▶ _Brief_: Write out the full set of records exactly. Any pictures in them do not belong in the copy.

:: Available records

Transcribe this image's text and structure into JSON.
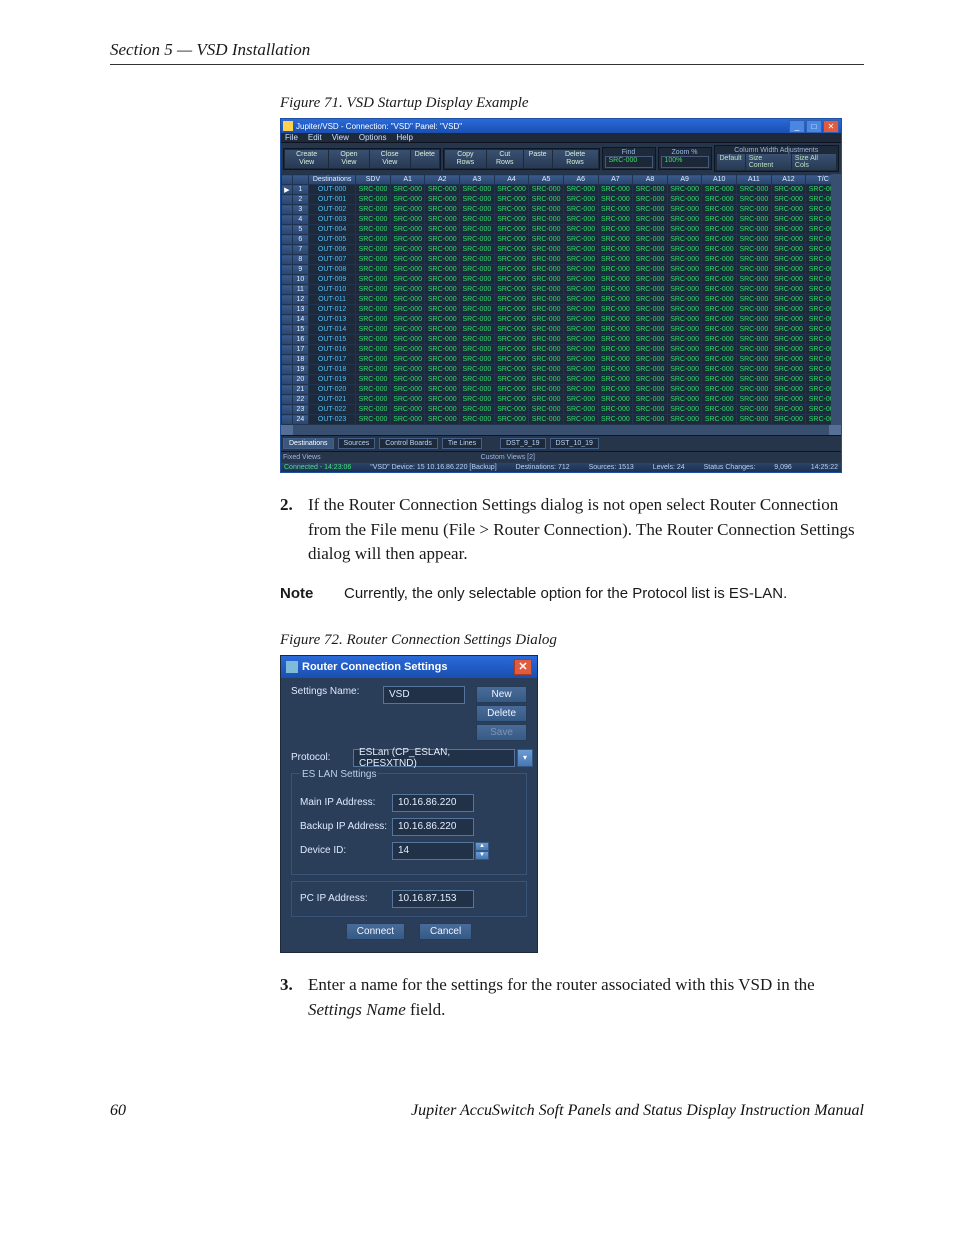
{
  "doc": {
    "section_header": "Section 5 — VSD Installation",
    "fig71_caption": "Figure 71.  VSD Startup Display Example",
    "fig72_caption": "Figure 72.  Router Connection Settings Dialog",
    "step2_num": "2.",
    "step2_text": "If the Router Connection Settings dialog is not open select Router Connection from the File menu (File > Router Connection). The Router Connection Settings dialog will then appear.",
    "note_kw": "Note",
    "note_text": "Currently, the only selectable option for the Protocol list is ES-LAN.",
    "step3_num": "3.",
    "step3_text_a": "Enter a name for the settings for the router associated with this VSD in the ",
    "step3_text_em": "Settings Name",
    "step3_text_b": " field.",
    "footer_page": "60",
    "footer_title": "Jupiter AccuSwitch Soft Panels and Status Display Instruction Manual"
  },
  "vsd": {
    "title": "Jupiter/VSD - Connection: \"VSD\"   Panel: \"VSD\"",
    "menu": {
      "file": "File",
      "edit": "Edit",
      "view": "View",
      "options": "Options",
      "help": "Help"
    },
    "toolbar": {
      "create_view": "Create\nView",
      "open_view": "Open\nView",
      "close_view": "Close\nView",
      "delete": "Delete",
      "copy_rows": "Copy\nRows",
      "cut_rows": "Cut\nRows",
      "paste": "Paste",
      "delete_rows": "Delete\nRows",
      "find_label": "Find",
      "find_value": "SRC-000",
      "zoom_label": "Zoom %",
      "zoom_value": "100%",
      "colwidth_label": "Column Width Adjustments",
      "cw_default": "Default",
      "cw_size_content": "Size Content",
      "cw_size_all_cols": "Size All Cols"
    },
    "grid": {
      "headers": [
        "",
        "",
        "Destinations",
        "SDV",
        "A1",
        "A2",
        "A3",
        "A4",
        "A5",
        "A6",
        "A7",
        "A8",
        "A9",
        "A10",
        "A11",
        "A12",
        "T/C"
      ],
      "row_count": 24,
      "dest_prefix": "OUT-",
      "cell_value": "SRC-000"
    },
    "tabs": {
      "destinations": "Destinations",
      "sources": "Sources",
      "control_boards": "Control Boards",
      "tie_lines": "Tie Lines",
      "fixed_views": "Fixed Views",
      "dst_9_19": "DST_9_19",
      "dst_10_19": "DST_10_19",
      "custom_views": "Custom Views [2]"
    },
    "status": {
      "connected": "Connected - 14:23:06",
      "device": "\"VSD\" Device: 15   10.16.86.220 [Backup]",
      "destinations": "Destinations:  712",
      "sources": "Sources:  1513",
      "levels": "Levels:  24",
      "status_changes": "Status Changes:",
      "changes_val": "9,096",
      "clock": "14:25:22"
    }
  },
  "rcs": {
    "title": "Router Connection Settings",
    "settings_name_label": "Settings Name:",
    "settings_name_value": "VSD",
    "new_btn": "New",
    "delete_btn": "Delete",
    "save_btn": "Save",
    "protocol_label": "Protocol:",
    "protocol_value": "ESLan (CP_ESLAN, CPESXTND)",
    "eslan_legend": "ES LAN Settings",
    "main_ip_label": "Main IP Address:",
    "main_ip_value": "10.16.86.220",
    "backup_ip_label": "Backup IP Address:",
    "backup_ip_value": "10.16.86.220",
    "device_id_label": "Device ID:",
    "device_id_value": "14",
    "pc_ip_label": "PC IP Address:",
    "pc_ip_value": "10.16.87.153",
    "connect_btn": "Connect",
    "cancel_btn": "Cancel"
  }
}
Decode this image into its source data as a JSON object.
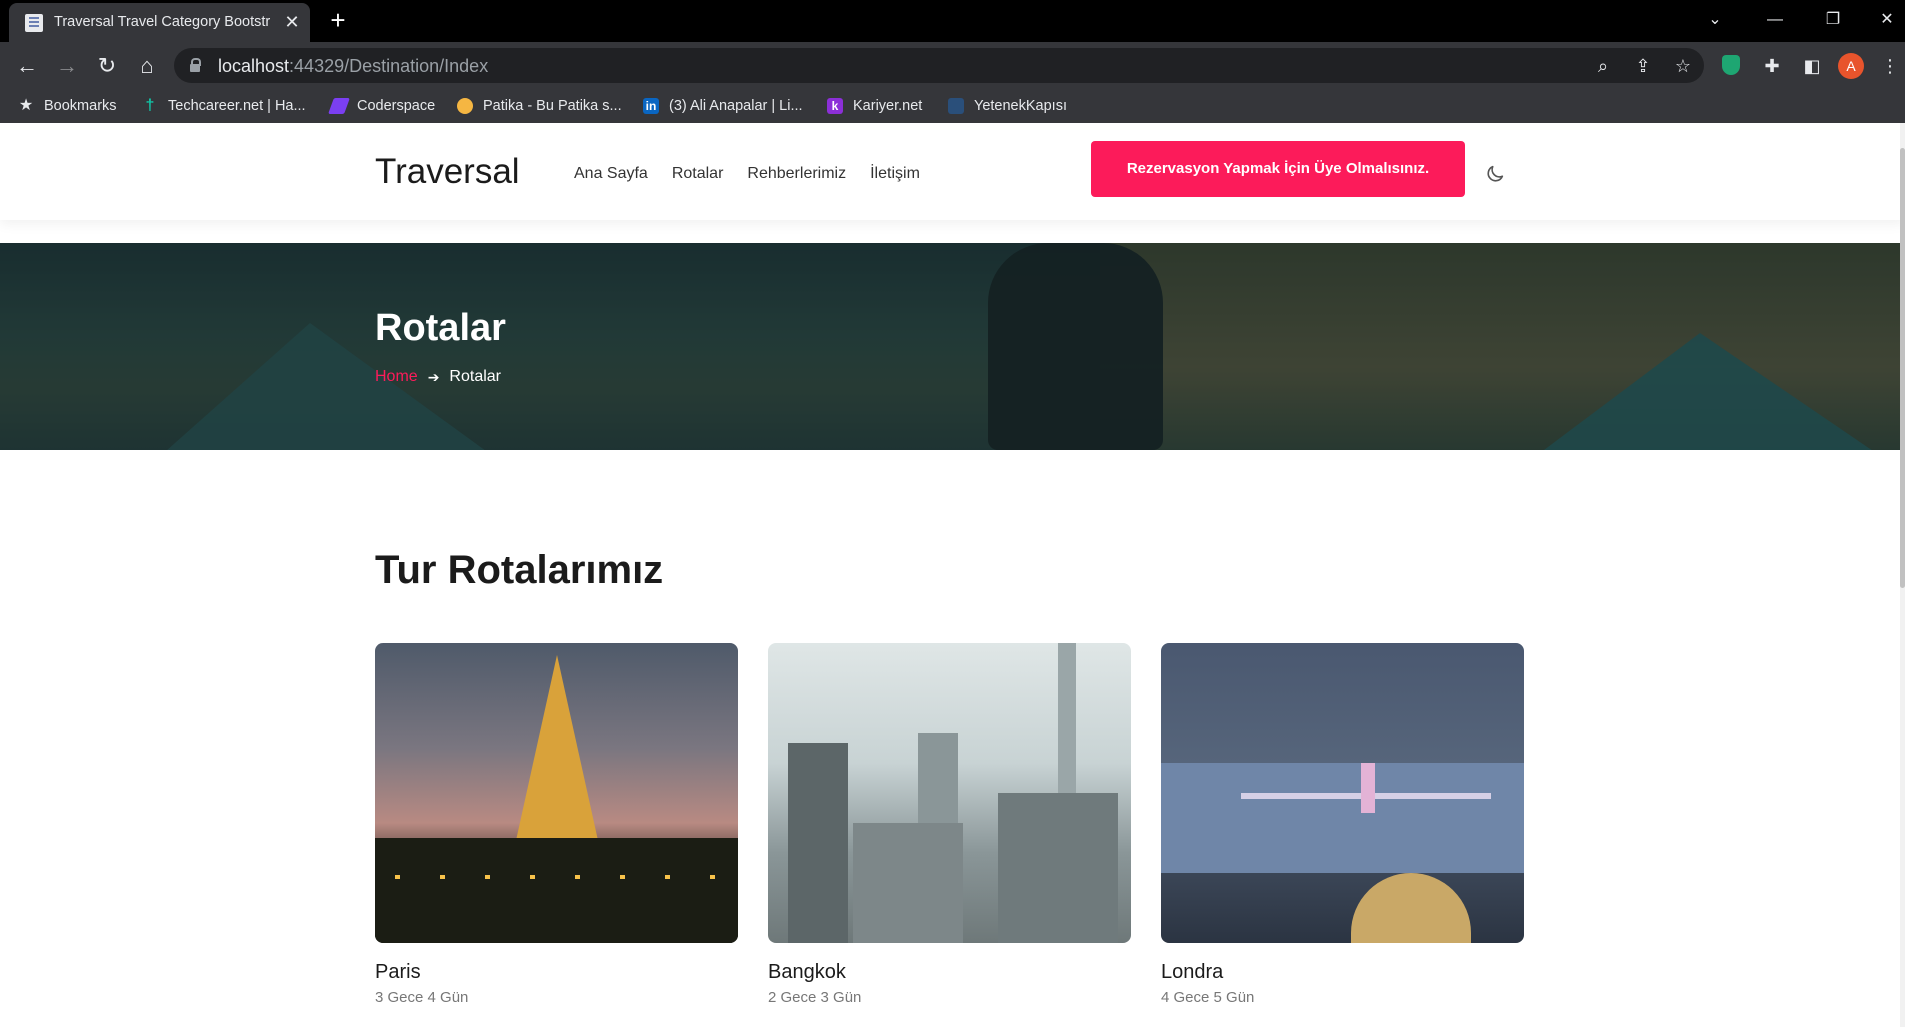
{
  "browser": {
    "tab_title": "Traversal Travel Category Bootstr",
    "url_host": "localhost",
    "url_rest": ":44329/Destination/Index",
    "profile_initial": "A",
    "bookmarks": [
      {
        "label": "Bookmarks",
        "icon": "star-icon",
        "color": "#e8eaed"
      },
      {
        "label": "Techcareer.net | Ha...",
        "icon": "techcareer-icon",
        "color": "#12c4a6"
      },
      {
        "label": "Coderspace",
        "icon": "coderspace-icon",
        "color": "#7b3ff2"
      },
      {
        "label": "Patika - Bu Patika s...",
        "icon": "patika-icon",
        "color": "#f5b642"
      },
      {
        "label": "(3) Ali Anapalar | Li...",
        "icon": "linkedin-icon",
        "color": "#0a66c2"
      },
      {
        "label": "Kariyer.net",
        "icon": "kariyer-icon",
        "color": "#8c2fd8"
      },
      {
        "label": "YetenekKapısı",
        "icon": "yetenekkapisi-icon",
        "color": "#2a4f7a"
      }
    ]
  },
  "site": {
    "brand": "Traversal",
    "menu": [
      "Ana Sayfa",
      "Rotalar",
      "Rehberlerimiz",
      "İletişim"
    ],
    "cta_label": "Rezervasyon Yapmak İçin Üye Olmalısınız.",
    "accent_color": "#fc1b5a"
  },
  "hero": {
    "title": "Rotalar",
    "breadcrumb_home": "Home",
    "breadcrumb_current": "Rotalar"
  },
  "section": {
    "title": "Tur Rotalarımız"
  },
  "destinations": [
    {
      "name": "Paris",
      "duration": "3 Gece 4 Gün"
    },
    {
      "name": "Bangkok",
      "duration": "2 Gece 3 Gün"
    },
    {
      "name": "Londra",
      "duration": "4 Gece 5 Gün"
    }
  ]
}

::::

▶ _Solution for this task_:
Transcribe this image's text and structure into JSON.
{
  "doc": {
    "section_header": "Section 5 — VSD Installation",
    "fig71_caption": "Figure 71.  VSD Startup Display Example",
    "fig72_caption": "Figure 72.  Router Connection Settings Dialog",
    "step2_num": "2.",
    "step2_text": "If the Router Connection Settings dialog is not open select Router Connection from the File menu (File > Router Connection). The Router Connection Settings dialog will then appear.",
    "note_kw": "Note",
    "note_text": "Currently, the only selectable option for the Protocol list is ES-LAN.",
    "step3_num": "3.",
    "step3_text_a": "Enter a name for the settings for the router associated with this VSD in the ",
    "step3_text_em": "Settings Name",
    "step3_text_b": " field.",
    "footer_page": "60",
    "footer_title": "Jupiter AccuSwitch Soft Panels and Status Display Instruction Manual"
  },
  "vsd": {
    "title": "Jupiter/VSD - Connection: \"VSD\"   Panel: \"VSD\"",
    "menu": {
      "file": "File",
      "edit": "Edit",
      "view": "View",
      "options": "Options",
      "help": "Help"
    },
    "toolbar": {
      "create_view": "Create\nView",
      "open_view": "Open\nView",
      "close_view": "Close\nView",
      "delete": "Delete",
      "copy_rows": "Copy\nRows",
      "cut_rows": "Cut\nRows",
      "paste": "Paste",
      "delete_rows": "Delete\nRows",
      "find_label": "Find",
      "find_value": "SRC-000",
      "zoom_label": "Zoom %",
      "zoom_value": "100%",
      "colwidth_label": "Column Width Adjustments",
      "cw_default": "Default",
      "cw_size_content": "Size Content",
      "cw_size_all_cols": "Size All Cols"
    },
    "grid": {
      "headers": [
        "",
        "",
        "Destinations",
        "SDV",
        "A1",
        "A2",
        "A3",
        "A4",
        "A5",
        "A6",
        "A7",
        "A8",
        "A9",
        "A10",
        "A11",
        "A12",
        "T/C"
      ],
      "row_count": 24,
      "dest_prefix": "OUT-",
      "cell_value": "SRC-000"
    },
    "tabs": {
      "destinations": "Destinations",
      "sources": "Sources",
      "control_boards": "Control Boards",
      "tie_lines": "Tie Lines",
      "fixed_views": "Fixed Views",
      "dst_9_19": "DST_9_19",
      "dst_10_19": "DST_10_19",
      "custom_views": "Custom Views [2]"
    },
    "status": {
      "connected": "Connected - 14:23:06",
      "device": "\"VSD\" Device: 15   10.16.86.220 [Backup]",
      "destinations": "Destinations:  712",
      "sources": "Sources:  1513",
      "levels": "Levels:  24",
      "status_changes": "Status Changes:",
      "changes_val": "9,096",
      "clock": "14:25:22"
    }
  },
  "rcs": {
    "title": "Router Connection Settings",
    "settings_name_label": "Settings Name:",
    "settings_name_value": "VSD",
    "new_btn": "New",
    "delete_btn": "Delete",
    "save_btn": "Save",
    "protocol_label": "Protocol:",
    "protocol_value": "ESLan (CP_ESLAN, CPESXTND)",
    "eslan_legend": "ES LAN Settings",
    "main_ip_label": "Main IP Address:",
    "main_ip_value": "10.16.86.220",
    "backup_ip_label": "Backup IP Address:",
    "backup_ip_value": "10.16.86.220",
    "device_id_label": "Device ID:",
    "device_id_value": "14",
    "pc_ip_label": "PC IP Address:",
    "pc_ip_value": "10.16.87.153",
    "connect_btn": "Connect",
    "cancel_btn": "Cancel"
  }
}
Decode this image into its source data as a JSON object.
{
  "browser": {
    "tab_title": "Traversal Travel Category Bootstr",
    "url_host": "localhost",
    "url_rest": ":44329/Destination/Index",
    "profile_initial": "A",
    "bookmarks": [
      {
        "label": "Bookmarks",
        "icon": "star-icon",
        "color": "#e8eaed"
      },
      {
        "label": "Techcareer.net | Ha...",
        "icon": "techcareer-icon",
        "color": "#12c4a6"
      },
      {
        "label": "Coderspace",
        "icon": "coderspace-icon",
        "color": "#7b3ff2"
      },
      {
        "label": "Patika - Bu Patika s...",
        "icon": "patika-icon",
        "color": "#f5b642"
      },
      {
        "label": "(3) Ali Anapalar | Li...",
        "icon": "linkedin-icon",
        "color": "#0a66c2"
      },
      {
        "label": "Kariyer.net",
        "icon": "kariyer-icon",
        "color": "#8c2fd8"
      },
      {
        "label": "YetenekKapısı",
        "icon": "yetenekkapisi-icon",
        "color": "#2a4f7a"
      }
    ]
  },
  "site": {
    "brand": "Traversal",
    "menu": [
      "Ana Sayfa",
      "Rotalar",
      "Rehberlerimiz",
      "İletişim"
    ],
    "cta_label": "Rezervasyon Yapmak İçin Üye Olmalısınız.",
    "accent_color": "#fc1b5a"
  },
  "hero": {
    "title": "Rotalar",
    "breadcrumb_home": "Home",
    "breadcrumb_current": "Rotalar"
  },
  "section": {
    "title": "Tur Rotalarımız"
  },
  "destinations": [
    {
      "name": "Paris",
      "duration": "3 Gece 4 Gün"
    },
    {
      "name": "Bangkok",
      "duration": "2 Gece 3 Gün"
    },
    {
      "name": "Londra",
      "duration": "4 Gece 5 Gün"
    }
  ]
}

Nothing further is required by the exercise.